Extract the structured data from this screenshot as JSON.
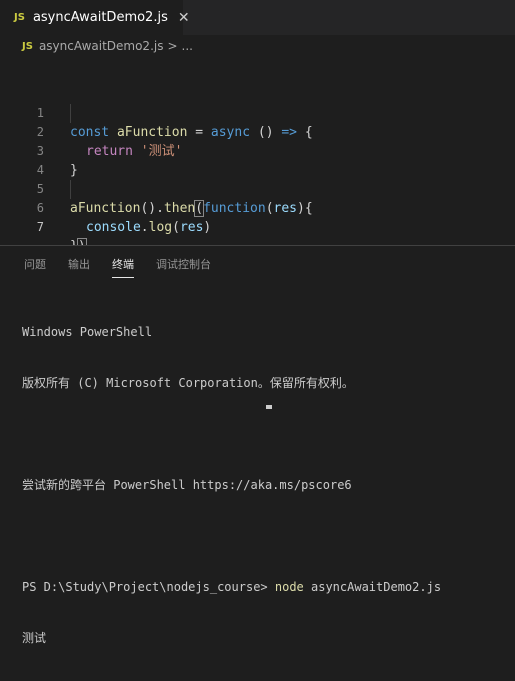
{
  "tab": {
    "icon": "JS",
    "title": "asyncAwaitDemo2.js",
    "close": "✕"
  },
  "breadcrumb": {
    "icon": "JS",
    "file": "asyncAwaitDemo2.js",
    "separator": ">",
    "more": "..."
  },
  "editor": {
    "lines": [
      {
        "num": "1"
      },
      {
        "num": "2"
      },
      {
        "num": "3"
      },
      {
        "num": "4"
      },
      {
        "num": "5"
      },
      {
        "num": "6"
      },
      {
        "num": "7"
      }
    ],
    "tokens": {
      "l1_const": "const",
      "l1_name": "aFunction",
      "l1_eq": " = ",
      "l1_async": "async",
      "l1_parens": " () ",
      "l1_arrow": "=>",
      "l1_brace": " {",
      "l2_return": "return",
      "l2_str": "'测试'",
      "l3_close": "}",
      "l5_call": "aFunction",
      "l5_p": "().",
      "l5_then": "then",
      "l5_open": "(",
      "l5_function": "function",
      "l5_paren_open": "(",
      "l5_res": "res",
      "l5_paren_close": "){",
      "l6_console": "console",
      "l6_dot": ".",
      "l6_log": "log",
      "l6_open": "(",
      "l6_res": "res",
      "l6_close": ")",
      "l7_brace": "}",
      "l7_paren": ")"
    }
  },
  "panel": {
    "tabs": [
      "问题",
      "输出",
      "终端",
      "调试控制台"
    ],
    "active_tab": "终端"
  },
  "terminal": {
    "line1": "Windows PowerShell",
    "line2": "版权所有 (C) Microsoft Corporation。保留所有权利。",
    "line3": "",
    "line4": "尝试新的跨平台 PowerShell https://aka.ms/pscore6",
    "line5": "",
    "prompt": "PS D:\\Study\\Project\\nodejs_course> ",
    "cmd": "node",
    "arg": " asyncAwaitDemo2.js",
    "output": "测试"
  },
  "colors": {
    "background": "#1e1e1e",
    "keyword": "#569cd6",
    "function": "#dcdcaa",
    "string": "#ce9178",
    "control": "#c586c0",
    "variable": "#9cdcfe"
  }
}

TASK TO COMPLETE:
Using the listing above, gather each line that holds the string "aFunction" and copy it.

EXERCISE OUTPUT:
      "l1_name": "aFunction",
      "l5_call": "aFunction",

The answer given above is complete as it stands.